══ Text passage

= Kai-ihu =

Kai-ihu (or possibly Kaihū) was a Māori rangatira (chief) in the Tainui confederation of tribes, based at Kāwhia, New Zealand. He is best known for his part in a raid on Te Huaki in revenge for the murder of his father, Te-Ata-i-ōrongo. He probably lived in the early seventeenth century.

==Sources==
The earliest record of the story is a manuscript from the collection of Governor George Grey (GNZMMSS 31) composed sometime before 1854. Elsdon Best records a version which he was told in 1894 by Te Karehana Whakataki of Ngāti Toa. A version by Wirihana Te Aoterangi, a chief from Raglan who died in 1907, forms the basis of the account by Pei Te Hurinui Jones.

==Life==
Kai-ihu was a male-line descendant of Hoturoa, leader of the Tainui waka through his father Te-Ata-i-ōrongo, son of Uetapu / Uenuku-tuhatu, the son of Whatihua.

===Murder of Te-Ata-i-ōrongo===
Te-Ata-i-ōrongo married Rangi-waea who came from Ōkoro but had been raised at Tairutu near Te Ākau. He came to join her there and Rangi-waea soon became pregnant. During this time, Te-Ata-i-ōrongo went fishing with Rangi-waea's brother. This brother is called Horeta in the version recorded by Wirihana Te Aoterangi and Pei Te Hurinui Jones, but in the Grey manuscript and the version recorded by Elsdon Best he is instead Rākapa-whare, the paramount chief of the tribes of the lower Waikato River. According to Te Aoterangi and Jones only Te-Ata-i-ōrongo caught any fish, so the brother tricked Te-Ata-i-ōrongo into diving down to unhitch his fish-hook from a rock and then pulled on the line so that it smashed the rock into Te-Ata-i-ōrongo's forehead, killing him. The brother abandoned the body in the sea and told Rangi-waea that he had no knowledge of Te-Ata-i-ōrongo's whereabouts.

In the night, the wairua (ghost) of Te-Ata-i-ōrongo appeared to Rangi-waea in the form of a disembodied hand, told her of the murder and encouraged her to flee to Kāwhia. The ghostly hand led Rangi-waea on the journey, via Te Iringa, Tapuae-haruru, Ōtakahi, Raglan harbour, Rangipū, Rua-o-te-ata, Kōrero-maiwaho, across Papa-i-ōrongo stream and into Kawhia harbour, where her father-in-law Uetapu had a settlement at Tokatapu. A very similar story about a ghostly hand is told about Tūheitia and his wife Te Ata.

In Pei Te Hurinui Jones' version, Horeta was abused by the people of his village for his crime and the vengeance that it would bring upon them, and eventually he committed suicide by throwing himself off a cliff.

════

Directives.
**A)** In the Kai-ihu article, why did the people of his village abuse Horeta in Pei Te Hurinui Jones' version?
**B)** Resume the Kai-ihu article after its final sentence.

══ Extracted entries

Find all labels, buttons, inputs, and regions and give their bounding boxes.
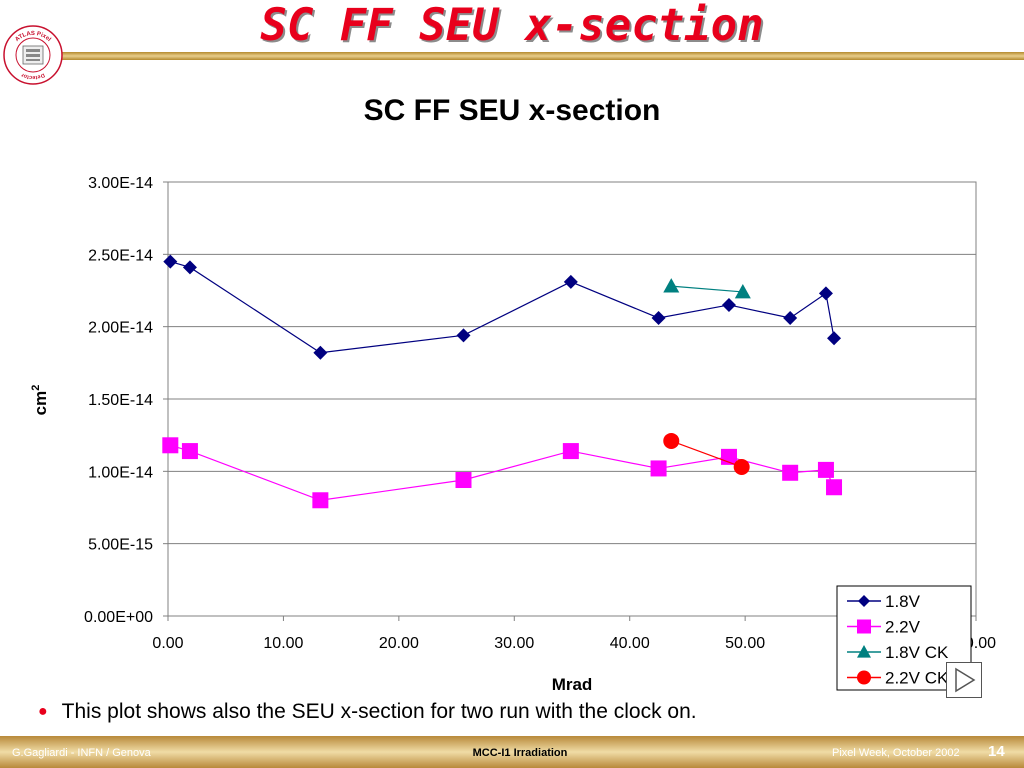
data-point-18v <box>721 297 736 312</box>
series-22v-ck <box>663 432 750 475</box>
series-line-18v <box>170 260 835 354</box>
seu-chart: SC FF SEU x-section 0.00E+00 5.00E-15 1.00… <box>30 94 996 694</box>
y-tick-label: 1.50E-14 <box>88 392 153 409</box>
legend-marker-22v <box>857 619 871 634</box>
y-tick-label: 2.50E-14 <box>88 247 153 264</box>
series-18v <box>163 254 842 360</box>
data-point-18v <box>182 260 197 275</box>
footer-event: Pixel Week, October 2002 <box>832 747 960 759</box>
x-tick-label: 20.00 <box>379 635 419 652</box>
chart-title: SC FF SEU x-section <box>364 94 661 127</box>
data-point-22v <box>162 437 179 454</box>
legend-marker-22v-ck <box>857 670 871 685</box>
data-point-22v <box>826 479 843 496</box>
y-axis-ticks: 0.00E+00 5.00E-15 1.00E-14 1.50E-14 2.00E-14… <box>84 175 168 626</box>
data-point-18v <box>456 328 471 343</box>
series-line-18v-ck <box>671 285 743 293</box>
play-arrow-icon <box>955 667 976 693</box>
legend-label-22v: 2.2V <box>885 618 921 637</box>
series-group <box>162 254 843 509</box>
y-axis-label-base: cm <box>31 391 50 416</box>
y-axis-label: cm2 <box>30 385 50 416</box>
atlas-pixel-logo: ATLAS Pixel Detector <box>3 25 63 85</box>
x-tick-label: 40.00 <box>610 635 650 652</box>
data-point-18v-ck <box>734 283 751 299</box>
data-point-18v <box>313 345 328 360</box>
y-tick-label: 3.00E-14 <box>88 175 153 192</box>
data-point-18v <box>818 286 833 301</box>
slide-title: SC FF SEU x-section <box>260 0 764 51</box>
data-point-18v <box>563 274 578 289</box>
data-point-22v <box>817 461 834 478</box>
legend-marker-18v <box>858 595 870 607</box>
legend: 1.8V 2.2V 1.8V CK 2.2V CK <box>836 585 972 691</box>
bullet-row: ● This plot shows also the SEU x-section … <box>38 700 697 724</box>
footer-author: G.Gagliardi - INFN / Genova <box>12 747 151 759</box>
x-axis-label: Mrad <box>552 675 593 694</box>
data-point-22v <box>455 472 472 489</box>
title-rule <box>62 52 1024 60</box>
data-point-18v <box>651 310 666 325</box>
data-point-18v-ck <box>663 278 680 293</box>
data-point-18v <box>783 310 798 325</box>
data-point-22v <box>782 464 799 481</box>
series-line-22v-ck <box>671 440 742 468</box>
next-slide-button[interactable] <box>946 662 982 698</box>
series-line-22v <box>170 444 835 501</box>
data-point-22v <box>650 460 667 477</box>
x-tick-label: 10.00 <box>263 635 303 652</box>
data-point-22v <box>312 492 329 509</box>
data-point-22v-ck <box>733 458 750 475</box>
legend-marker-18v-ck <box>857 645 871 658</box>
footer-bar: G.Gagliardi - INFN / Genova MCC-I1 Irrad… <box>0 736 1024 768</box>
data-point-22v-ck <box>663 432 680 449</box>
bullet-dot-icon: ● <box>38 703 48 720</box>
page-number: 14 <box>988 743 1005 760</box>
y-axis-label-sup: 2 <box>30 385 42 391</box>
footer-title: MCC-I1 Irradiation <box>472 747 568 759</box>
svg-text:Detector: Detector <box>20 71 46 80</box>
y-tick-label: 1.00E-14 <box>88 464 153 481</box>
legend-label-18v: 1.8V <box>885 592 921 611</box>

════

In response.
**A)** They abused him for his crime, the murder of Te-Ata-i-ōrongo, and for the vengeance that the crime would bring upon them.

**B)**
===Raid on Te Huaki===
Kai-ihu was born at Tokatapu and his grandfather, Uetapu, carried out the tohi baptismal ritual, making him tapu against any sharp object touching his head. As a result of this, his head was covered in lice. Uetapu taught Kai-ihu karakia spells and how to fight with weapons. Meanwhile, plans were made for the construction of a waka (canoe) so that the tribe could undertake an expedition to get revenge (utu) for the murder of Te-Ata-i-ōrongo.

When the waka was ready, the leaders of expedition decided not to take Kai-ihu, because he was too young, but when they set off in the canoe, the waves prevented them from leaving Kawhia harbour two days in a row. On the third, Kai-ihu hid in the base of the canoe and when it reached the sea, he leapt up and sang a tauparapara. Different versions of this chant are given by different authorities. Pei Te Hurinui Jones records it as the same chant sung by Ngātoro-i-rangi to enable the Tainui canoe to leave Hawaiki. Wirihana Te Aoterangi gives a set of three separate chants.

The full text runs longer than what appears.